### Work required
Reproduce only the lines that run from the line with "What text is on this page?" to the last line of the material, both ends included, exactly as they appear.

(Collected data entries)

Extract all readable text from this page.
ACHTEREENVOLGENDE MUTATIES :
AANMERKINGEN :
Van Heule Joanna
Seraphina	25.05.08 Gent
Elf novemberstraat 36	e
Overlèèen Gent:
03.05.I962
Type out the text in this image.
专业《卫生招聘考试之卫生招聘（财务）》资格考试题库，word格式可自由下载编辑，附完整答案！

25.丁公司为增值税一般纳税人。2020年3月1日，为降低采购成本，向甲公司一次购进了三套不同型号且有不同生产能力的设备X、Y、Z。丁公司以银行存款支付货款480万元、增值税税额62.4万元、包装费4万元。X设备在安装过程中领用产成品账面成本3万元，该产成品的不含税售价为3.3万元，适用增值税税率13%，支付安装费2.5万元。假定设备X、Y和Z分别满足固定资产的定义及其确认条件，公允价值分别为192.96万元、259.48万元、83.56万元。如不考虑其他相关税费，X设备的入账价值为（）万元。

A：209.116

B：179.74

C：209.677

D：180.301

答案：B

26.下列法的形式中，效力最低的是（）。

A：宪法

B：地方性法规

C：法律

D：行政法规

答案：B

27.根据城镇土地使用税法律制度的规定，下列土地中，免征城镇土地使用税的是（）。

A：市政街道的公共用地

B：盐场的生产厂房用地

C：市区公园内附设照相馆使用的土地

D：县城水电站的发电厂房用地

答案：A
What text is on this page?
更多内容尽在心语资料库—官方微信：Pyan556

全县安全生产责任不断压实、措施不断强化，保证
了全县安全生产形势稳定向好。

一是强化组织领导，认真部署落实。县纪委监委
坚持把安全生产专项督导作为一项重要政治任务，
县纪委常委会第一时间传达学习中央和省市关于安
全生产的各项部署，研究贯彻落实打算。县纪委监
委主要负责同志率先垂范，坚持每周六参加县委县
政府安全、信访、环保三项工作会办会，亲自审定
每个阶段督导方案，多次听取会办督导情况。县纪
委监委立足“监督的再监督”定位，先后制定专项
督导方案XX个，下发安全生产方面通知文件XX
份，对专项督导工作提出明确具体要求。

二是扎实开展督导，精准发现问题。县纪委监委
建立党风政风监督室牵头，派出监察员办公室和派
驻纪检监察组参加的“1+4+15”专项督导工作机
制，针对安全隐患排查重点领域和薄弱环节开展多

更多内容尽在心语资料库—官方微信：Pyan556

### Finished task
What text is on this page?
更多内容尽在心语资料库—官方微信：Pyan556

全县安全生产责任不断压实、措施不断强化，保证
了全县安全生产形势稳定向好。

一是强化组织领导，认真部署落实。县纪委监委
坚持把安全生产专项督导作为一项重要政治任务，
县纪委常委会第一时间传达学习中央和省市关于安
全生产的各项部署，研究贯彻落实打算。县纪委监
委主要负责同志率先垂范，坚持每周六参加县委县
政府安全、信访、环保三项工作会办会，亲自审定
每个阶段督导方案，多次听取会办督导情况。县纪
委监委立足“监督的再监督”定位，先后制定专项
督导方案XX个，下发安全生产方面通知文件XX
份，对专项督导工作提出明确具体要求。

二是扎实开展督导，精准发现问题。县纪委监委
建立党风政风监督室牵头，派出监察员办公室和派
驻纪检监察组参加的“1+4+15”专项督导工作机
制，针对安全隐患排查重点领域和薄弱环节开展多

更多内容尽在心语资料库—官方微信：Pyan556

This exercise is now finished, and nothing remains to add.